◆ 挑战 ◆
将下面全部清单表示为两列 CSV，列名为“描述”和“坐标”，每份清单占一行。描述文字与对应答案各放在一个带引号的字段中，字段内的换行改为空格。
::::::::
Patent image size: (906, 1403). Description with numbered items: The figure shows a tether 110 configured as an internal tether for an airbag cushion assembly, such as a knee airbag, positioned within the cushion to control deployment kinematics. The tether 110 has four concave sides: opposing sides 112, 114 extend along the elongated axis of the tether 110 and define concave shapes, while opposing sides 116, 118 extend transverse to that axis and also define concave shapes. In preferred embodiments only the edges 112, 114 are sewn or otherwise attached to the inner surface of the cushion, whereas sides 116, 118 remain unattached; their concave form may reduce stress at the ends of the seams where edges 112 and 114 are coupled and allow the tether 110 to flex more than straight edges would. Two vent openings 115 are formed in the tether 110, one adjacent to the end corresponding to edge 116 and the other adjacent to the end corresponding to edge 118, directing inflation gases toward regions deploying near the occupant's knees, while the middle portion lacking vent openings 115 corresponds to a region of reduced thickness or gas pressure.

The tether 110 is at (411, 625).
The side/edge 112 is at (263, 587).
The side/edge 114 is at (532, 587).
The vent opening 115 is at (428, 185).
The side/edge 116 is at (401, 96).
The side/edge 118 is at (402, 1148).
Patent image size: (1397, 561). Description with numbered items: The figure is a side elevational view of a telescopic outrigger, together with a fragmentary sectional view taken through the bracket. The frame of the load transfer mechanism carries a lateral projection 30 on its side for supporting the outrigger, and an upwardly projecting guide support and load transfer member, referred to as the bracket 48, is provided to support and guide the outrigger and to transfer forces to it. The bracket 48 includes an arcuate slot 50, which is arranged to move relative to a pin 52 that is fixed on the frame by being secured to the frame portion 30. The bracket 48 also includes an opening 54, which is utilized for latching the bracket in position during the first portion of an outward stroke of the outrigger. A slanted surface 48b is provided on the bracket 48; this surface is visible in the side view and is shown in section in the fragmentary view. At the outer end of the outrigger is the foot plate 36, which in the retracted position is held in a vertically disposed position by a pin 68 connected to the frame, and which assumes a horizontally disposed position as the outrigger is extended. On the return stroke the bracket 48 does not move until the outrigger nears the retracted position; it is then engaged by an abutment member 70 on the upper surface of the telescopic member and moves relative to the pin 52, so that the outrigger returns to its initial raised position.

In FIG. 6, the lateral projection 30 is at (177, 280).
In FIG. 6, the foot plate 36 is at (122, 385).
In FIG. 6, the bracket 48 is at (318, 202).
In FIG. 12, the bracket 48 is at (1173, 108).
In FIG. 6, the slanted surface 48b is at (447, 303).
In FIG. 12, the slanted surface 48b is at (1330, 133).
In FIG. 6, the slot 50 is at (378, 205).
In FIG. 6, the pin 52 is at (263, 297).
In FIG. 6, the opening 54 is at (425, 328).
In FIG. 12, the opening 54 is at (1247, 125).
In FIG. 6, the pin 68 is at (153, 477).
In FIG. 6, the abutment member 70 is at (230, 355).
::::::::
◆ 问题解答 ◆
描述,坐标
"Patent image size: (906, 1403). Description with numbered items: The figure shows a tether 110 configured as an internal tether for an airbag cushion assembly, such as a knee airbag, positioned within the cushion to control deployment kinematics. The tether 110 has four concave sides: opposing sides 112, 114 extend along the elongated axis of the tether 110 and define concave shapes, while opposing sides 116, 118 extend transverse to that axis and also define concave shapes. In preferred embodiments only the edges 112, 114 are sewn or otherwise attached to the inner surface of the cushion, whereas sides 116, 118 remain unattached; their concave form may reduce stress at the ends of the seams where edges 112 and 114 are coupled and allow the tether 110 to flex more than straight edges would. Two vent openings 115 are formed in the tether 110, one adjacent to the end corresponding to edge 116 and the other adjacent to the end corresponding to edge 118, directing inflation gases toward regions deploying near the occupant's knees, while the middle portion lacking vent openings 115 corresponds to a region of reduced thickness or gas pressure.","The tether 110 is at (411, 625). The side/edge 112 is at (263, 587). The side/edge 114 is at (532, 587). The vent opening 115 is at (428, 185). The side/edge 116 is at (401, 96). The side/edge 118 is at (402, 1148)."
"Patent image size: (1397, 561). Description with numbered items: The figure is a side elevational view of a telescopic outrigger, together with a fragmentary sectional view taken through the bracket. The frame of the load transfer mechanism carries a lateral projection 30 on its side for supporting the outrigger, and an upwardly projecting guide support and load transfer member, referred to as the bracket 48, is provided to support and guide the outrigger and to transfer forces to it. The bracket 48 includes an arcuate slot 50, which is arranged to move relative to a pin 52 that is fixed on the frame by being secured to the frame portion 30. The bracket 48 also includes an opening 54, which is utilized for latching the bracket in position during the first portion of an outward stroke of the outrigger. A slanted surface 48b is provided on the bracket 48; this surface is visible in the side view and is shown in section in the fragmentary view. At the outer end of the outrigger is the foot plate 36, which in the retracted position is held in a vertically disposed position by a pin 68 connected to the frame, and which assumes a horizontally disposed position as the outrigger is extended. On the return stroke the bracket 48 does not move until the outrigger nears the retracted position; it is then engaged by an abutment member 70 on the upper surface of the telescopic member and moves relative to the pin 52, so that the outrigger returns to its initial raised position.","In FIG. 6, the lateral projection 30 is at (177, 280). In FIG. 6, the foot plate 36 is at (122, 385). In FIG. 6, the bracket 48 is at (318, 202). In FIG. 12, the bracket 48 is at (1173, 108). In FIG. 6, the slanted surface 48b is at (447, 303). In FIG. 12, the slanted surface 48b is at (1330, 133). In FIG. 6, the slot 50 is at (378, 205). In FIG. 6, the pin 52 is at (263, 297). In FIG. 6, the opening 54 is at (425, 328). In FIG. 12, the opening 54 is at (1247, 125). In FIG. 6, the pin 68 is at (153, 477). In FIG. 6, the abutment member 70 is at (230, 355)."